[Records that describe figures]:
-- -- --
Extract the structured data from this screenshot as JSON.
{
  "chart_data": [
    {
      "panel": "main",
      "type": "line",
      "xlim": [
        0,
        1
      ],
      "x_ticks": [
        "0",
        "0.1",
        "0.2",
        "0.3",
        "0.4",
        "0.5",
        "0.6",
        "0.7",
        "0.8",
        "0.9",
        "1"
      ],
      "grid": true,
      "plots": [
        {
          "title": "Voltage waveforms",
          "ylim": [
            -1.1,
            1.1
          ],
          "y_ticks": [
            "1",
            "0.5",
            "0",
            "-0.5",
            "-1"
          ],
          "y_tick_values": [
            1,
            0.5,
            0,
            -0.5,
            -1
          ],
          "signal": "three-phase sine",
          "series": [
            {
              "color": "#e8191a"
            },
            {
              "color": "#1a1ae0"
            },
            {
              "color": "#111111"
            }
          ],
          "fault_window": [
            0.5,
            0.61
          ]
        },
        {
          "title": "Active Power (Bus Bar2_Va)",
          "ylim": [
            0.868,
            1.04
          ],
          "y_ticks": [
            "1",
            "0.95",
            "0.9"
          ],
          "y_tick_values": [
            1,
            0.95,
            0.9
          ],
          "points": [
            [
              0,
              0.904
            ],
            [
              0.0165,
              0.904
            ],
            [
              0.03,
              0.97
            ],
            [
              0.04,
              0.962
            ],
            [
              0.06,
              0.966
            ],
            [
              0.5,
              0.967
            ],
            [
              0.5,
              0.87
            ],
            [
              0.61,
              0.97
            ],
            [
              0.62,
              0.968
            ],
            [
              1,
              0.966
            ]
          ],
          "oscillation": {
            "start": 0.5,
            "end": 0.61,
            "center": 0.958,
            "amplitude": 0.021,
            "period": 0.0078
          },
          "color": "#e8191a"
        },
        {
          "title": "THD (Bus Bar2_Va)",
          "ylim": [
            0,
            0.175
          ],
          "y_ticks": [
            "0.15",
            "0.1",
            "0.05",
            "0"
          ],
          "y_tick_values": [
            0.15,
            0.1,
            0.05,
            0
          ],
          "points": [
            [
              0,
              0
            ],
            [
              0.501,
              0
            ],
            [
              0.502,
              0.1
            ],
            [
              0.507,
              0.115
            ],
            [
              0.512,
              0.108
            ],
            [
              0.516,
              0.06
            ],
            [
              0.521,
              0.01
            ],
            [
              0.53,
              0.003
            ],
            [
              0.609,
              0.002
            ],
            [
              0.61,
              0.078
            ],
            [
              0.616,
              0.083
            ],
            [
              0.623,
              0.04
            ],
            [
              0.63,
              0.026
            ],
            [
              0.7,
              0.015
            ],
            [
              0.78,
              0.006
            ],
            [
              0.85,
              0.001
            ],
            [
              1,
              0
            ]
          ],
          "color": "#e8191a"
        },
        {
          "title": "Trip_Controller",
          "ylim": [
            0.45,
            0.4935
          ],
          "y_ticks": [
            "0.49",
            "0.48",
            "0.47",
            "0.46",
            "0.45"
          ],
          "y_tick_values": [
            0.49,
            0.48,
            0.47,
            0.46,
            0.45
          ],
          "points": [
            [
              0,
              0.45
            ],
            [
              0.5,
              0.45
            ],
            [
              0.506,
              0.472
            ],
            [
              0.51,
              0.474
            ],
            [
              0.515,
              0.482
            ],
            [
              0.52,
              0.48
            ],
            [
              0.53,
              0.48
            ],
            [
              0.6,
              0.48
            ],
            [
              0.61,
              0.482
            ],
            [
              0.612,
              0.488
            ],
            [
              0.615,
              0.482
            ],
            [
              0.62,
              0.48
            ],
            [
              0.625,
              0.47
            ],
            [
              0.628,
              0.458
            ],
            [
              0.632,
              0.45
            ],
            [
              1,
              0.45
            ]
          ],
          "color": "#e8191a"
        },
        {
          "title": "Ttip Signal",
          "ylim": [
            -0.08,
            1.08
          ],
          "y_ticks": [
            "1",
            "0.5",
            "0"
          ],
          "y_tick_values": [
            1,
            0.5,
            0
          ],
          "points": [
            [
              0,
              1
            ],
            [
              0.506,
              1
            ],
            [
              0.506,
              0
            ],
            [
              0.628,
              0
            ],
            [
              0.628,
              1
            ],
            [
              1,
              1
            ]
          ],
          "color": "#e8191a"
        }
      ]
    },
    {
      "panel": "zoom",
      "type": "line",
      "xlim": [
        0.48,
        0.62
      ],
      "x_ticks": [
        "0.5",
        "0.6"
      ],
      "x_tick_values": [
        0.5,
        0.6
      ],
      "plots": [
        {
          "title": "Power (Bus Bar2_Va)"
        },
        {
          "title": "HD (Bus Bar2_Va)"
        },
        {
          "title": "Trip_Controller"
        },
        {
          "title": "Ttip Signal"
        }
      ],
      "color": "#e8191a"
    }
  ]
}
-- -- --
[TASK DESCRIPTION]: Each entry above is to be printed again exactly.

[RESPONSE]:
Extract the structured data from this screenshot as JSON.
{
  "chart_data": [
    {
      "panel": "main",
      "type": "line",
      "xlim": [
        0,
        1
      ],
      "x_ticks": [
        "0",
        "0.1",
        "0.2",
        "0.3",
        "0.4",
        "0.5",
        "0.6",
        "0.7",
        "0.8",
        "0.9",
        "1"
      ],
      "grid": true,
      "plots": [
        {
          "title": "Voltage waveforms",
          "ylim": [
            -1.1,
            1.1
          ],
          "y_ticks": [
            "1",
            "0.5",
            "0",
            "-0.5",
            "-1"
          ],
          "y_tick_values": [
            1,
            0.5,
            0,
            -0.5,
            -1
          ],
          "signal": "three-phase sine",
          "series": [
            {
              "color": "#e8191a"
            },
            {
              "color": "#1a1ae0"
            },
            {
              "color": "#111111"
            }
          ],
          "fault_window": [
            0.5,
            0.61
          ]
        },
        {
          "title": "Active Power (Bus Bar2_Va)",
          "ylim": [
            0.868,
            1.04
          ],
          "y_ticks": [
            "1",
            "0.95",
            "0.9"
          ],
          "y_tick_values": [
            1,
            0.95,
            0.9
          ],
          "points": [
            [
              0,
              0.904
            ],
            [
              0.0165,
              0.904
            ],
            [
              0.03,
              0.97
            ],
            [
              0.04,
              0.962
            ],
            [
              0.06,
              0.966
            ],
            [
              0.5,
              0.967
            ],
            [
              0.5,
              0.87
            ],
            [
              0.61,
              0.97
            ],
            [
              0.62,
              0.968
            ],
            [
              1,
              0.966
            ]
          ],
          "oscillation": {
            "start": 0.5,
            "end": 0.61,
            "center": 0.958,
            "amplitude": 0.021,
            "period": 0.0078
          },
          "color": "#e8191a"
        },
        {
          "title": "THD (Bus Bar2_Va)",
          "ylim": [
            0,
            0.175
          ],
          "y_ticks": [
            "0.15",
            "0.1",
            "0.05",
            "0"
          ],
          "y_tick_values": [
            0.15,
            0.1,
            0.05,
            0
          ],
          "points": [
            [
              0,
              0
            ],
            [
              0.501,
              0
            ],
            [
              0.502,
              0.1
            ],
            [
              0.507,
              0.115
            ],
            [
              0.512,
              0.108
            ],
            [
              0.516,
              0.06
            ],
            [
              0.521,
              0.01
            ],
            [
              0.53,
              0.003
            ],
            [
              0.609,
              0.002
            ],
            [
              0.61,
              0.078
            ],
            [
              0.616,
              0.083
            ],
            [
              0.623,
              0.04
            ],
            [
              0.63,
              0.026
            ],
            [
              0.7,
              0.015
            ],
            [
              0.78,
              0.006
            ],
            [
              0.85,
              0.001
            ],
            [
              1,
              0
            ]
          ],
          "color": "#e8191a"
        },
        {
          "title": "Trip_Controller",
          "ylim": [
            0.45,
            0.4935
          ],
          "y_ticks": [
            "0.49",
            "0.48",
            "0.47",
            "0.46",
            "0.45"
          ],
          "y_tick_values": [
            0.49,
            0.48,
            0.47,
            0.46,
            0.45
          ],
          "points": [
            [
              0,
              0.45
            ],
            [
              0.5,
              0.45
            ],
            [
              0.506,
              0.472
            ],
            [
              0.51,
              0.474
            ],
            [
              0.515,
              0.482
            ],
            [
              0.52,
              0.48
            ],
            [
              0.53,
              0.48
            ],
            [
              0.6,
              0.48
            ],
            [
              0.61,
              0.482
            ],
            [
              0.612,
              0.488
            ],
            [
              0.615,
              0.482
            ],
            [
              0.62,
              0.48
            ],
            [
              0.625,
              0.47
            ],
            [
              0.628,
              0.458
            ],
            [
              0.632,
              0.45
            ],
            [
              1,
              0.45
            ]
          ],
          "color": "#e8191a"
        },
        {
          "title": "Ttip Signal",
          "ylim": [
            -0.08,
            1.08
          ],
          "y_ticks": [
            "1",
            "0.5",
            "0"
          ],
          "y_tick_values": [
            1,
            0.5,
            0
          ],
          "points": [
            [
              0,
              1
            ],
            [
              0.506,
              1
            ],
            [
              0.506,
              0
            ],
            [
              0.628,
              0
            ],
            [
              0.628,
              1
            ],
            [
              1,
              1
            ]
          ],
          "color": "#e8191a"
        }
      ]
    },
    {
      "panel": "zoom",
      "type": "line",
      "xlim": [
        0.48,
        0.62
      ],
      "x_ticks": [
        "0.5",
        "0.6"
      ],
      "x_tick_values": [
        0.5,
        0.6
      ],
      "plots": [
        {
          "title": "Power (Bus Bar2_Va)"
        },
        {
          "title": "HD (Bus Bar2_Va)"
        },
        {
          "title": "Trip_Controller"
        },
        {
          "title": "Ttip Signal"
        }
      ],
      "color": "#e8191a"
    }
  ]
}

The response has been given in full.